[BEGIN Document text]

I have requested a copy of this review from the SBTi Executive Board, and have not yet heard back with a response. However, the FT piece and SBTi’s response to it mentions yet another review of SBTi’s “technical governance” that SBTi is keeping tight-lipped on.

Questions abound: Why the secrecy? Who is this “consultancy”? Will SBTi make public the findings of the previous Deloitte review, and this current review, so that SBTi rightsholders can scrutinize the independence and robustness of these reviews and their findings — and assess the degree to which SBTi actually implements the recommendations? (To see what’s happening in a very similar situation with the World Trade Organization, please see here.) What if the recommendations fall short of what’s necessary to shift SBTi into integrity? Will the formal complaint mechanism (if instituted) apply retroactively to my Complaint? And if it does, how much more time will it take to reach an agreeable outcome (with SBTi’s fatal flaws persisting in the meanwhile)?

[END Document text]

Things to do:
1. Duplicate the passage on SBTi's governance reviews from "Questions abound: Why" up to and including "in the meanwhile)?".
2. Summarize the passage on SBTi's governance reviews in two sentences.
3. Resume the passage on SBTi's governance reviews after its final sentence.
The data after this text has no role in the work here.

[BEGIN Entries]

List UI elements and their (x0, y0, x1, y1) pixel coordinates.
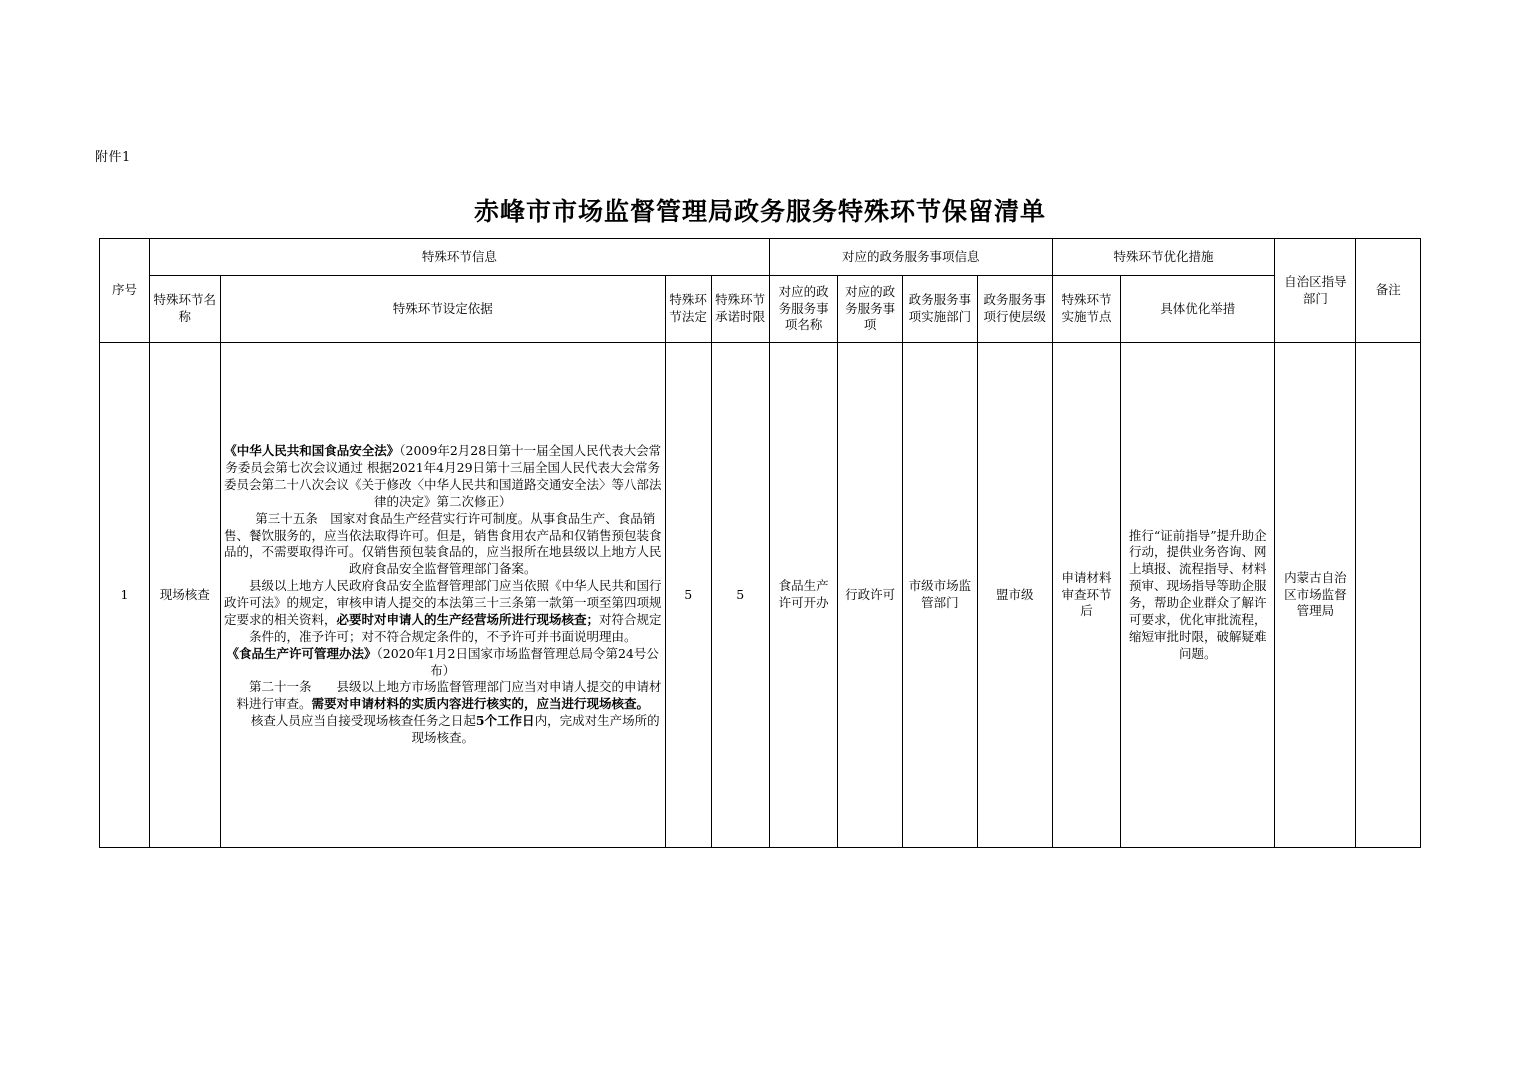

[END Entries]
[BEGIN Entries]

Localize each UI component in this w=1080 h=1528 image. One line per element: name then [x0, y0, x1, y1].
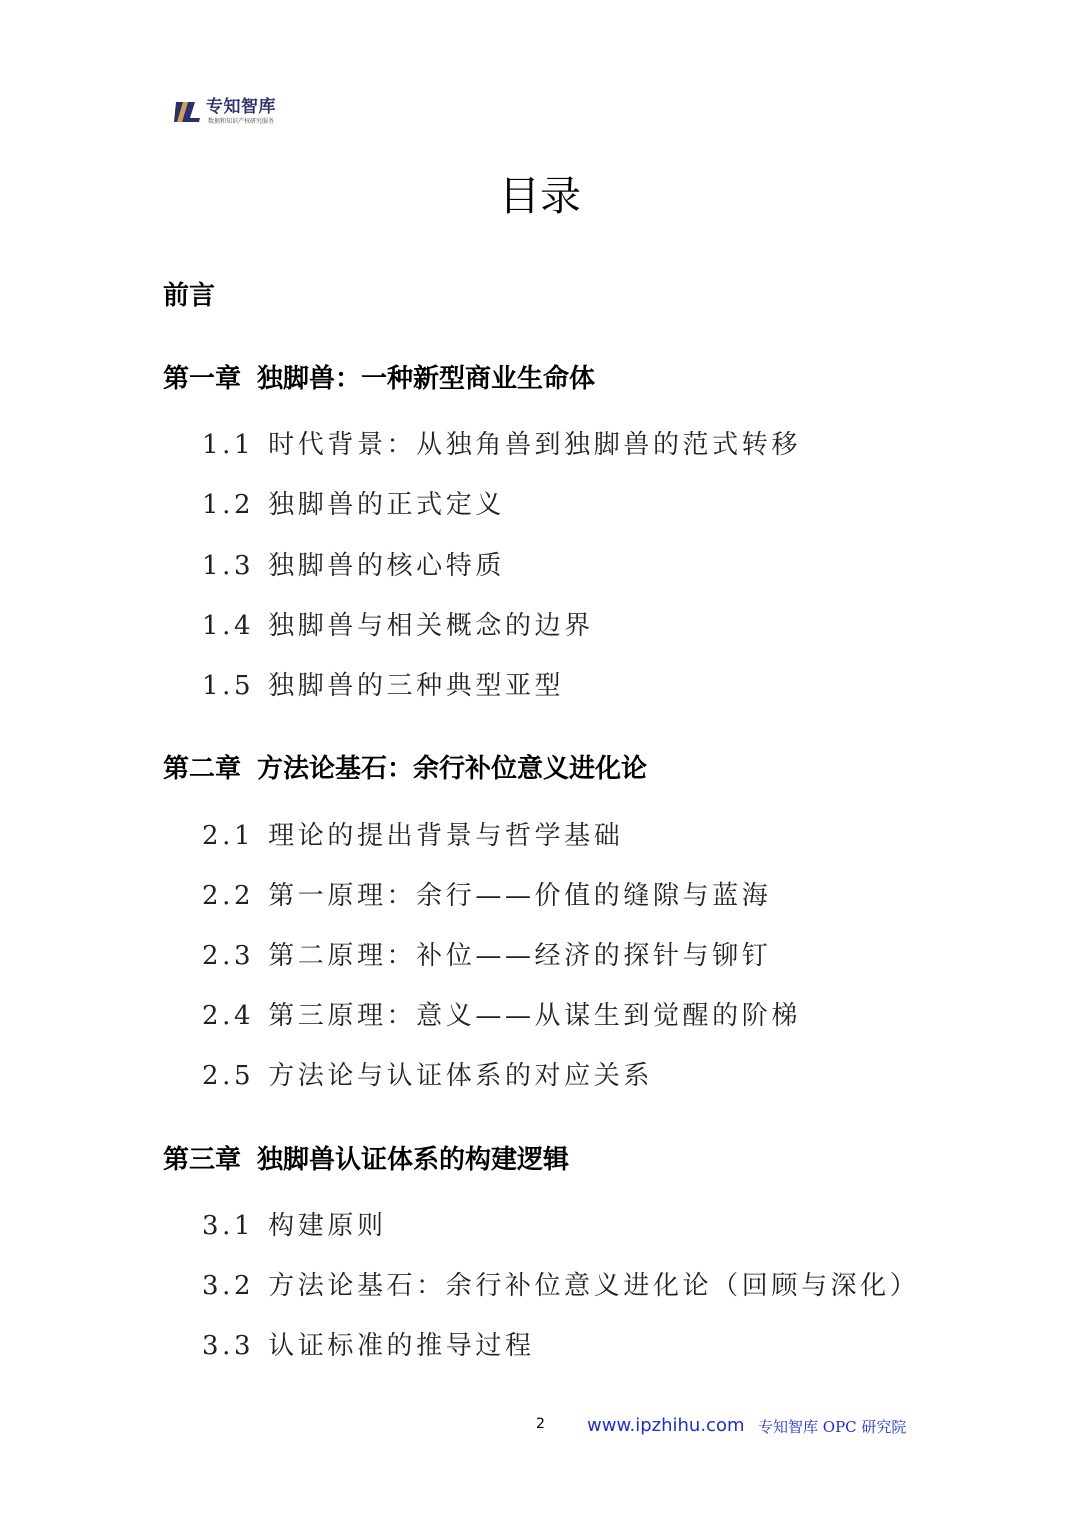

[END Entries]

Responses:
1.
Questions abound: Why the secrecy? Who is this “consultancy”? Will SBTi make public the findings of the previous Deloitte review, and this current review, so that SBTi rightsholders can scrutinize the independence and robustness of these reviews and their findings — and assess the degree to which SBTi actually implements the recommendations? (To see what’s happening in a very similar situation with the World Trade Organization, please see here.) What if the recommendations fall short of what’s necessary to shift SBTi into integrity? Will the formal complaint mechanism (if instituted) apply retroactively to my Complaint? And if it does, how much more time will it take to reach an agreeable outcome (with SBTi’s fatal flaws persisting in the meanwhile)?

2. The writer has asked the SBTi Executive Board for a copy of a review and has not heard back. The FT piece and SBTi's response to it mention another review of SBTi's "technical governance," which leads the writer to ask why it is secret, who the consultancy is, whether SBTi will publish the findings of this review and the earlier Deloitte one, and whether a formal complaint mechanism would apply retroactively to the writer's Complaint.

3.
In her field research on collective governance of common pool resources (CPRs) that earned her the Nobel Prize in Economics, Elinor Ostrom identified a set of “Core Design Principles” (CDPs) that she ultimately generalized to apply to group interactions more broadly. The sixth CDP is: “Conflict resolution mechanisms. It must be possible to resolve conflicts quickly and in ways that are perceived as fair by members of the group.”

Clearly, a formal grievance mechanism that can conduct independent investigation, adjudication, and resolution is necessary, but it is by no means guaranteed that this will be the outcome. After all, SBTi states in its response to the FT piece that its goal is to foster “the evolution of our technical governance and decision-making processes to adhere to best-in-class models used by sustainability standards” — but the existing and emerging sustainability standards (GRI, SASB, IIRC, ISSB, etc…) all have clear shortcomings in their due process (see here for more on this.) None of these institutions have a formal grievance mechanism or an ombuds function.

Taking a glass-half-full perspective, SBTi has the opportunity to raise the bar and establish a robust governance structure that operates proactively with integrity, committed to truth and transparency. I certainly hope for this outcome, which will require SBTi to deprogram its entrenched patterns of dysfunction, denial, and delay. Ultimately, I believe that SBTi is destined to live up to the potential of the seed of an idea planted a decade ago at the Ceres Conference when WRI’s Janet Ranganathan and I chatted over a wine and a beer about the shortcomings of the Greenhouse Gas Protocol that WRI stewards as Secretariat.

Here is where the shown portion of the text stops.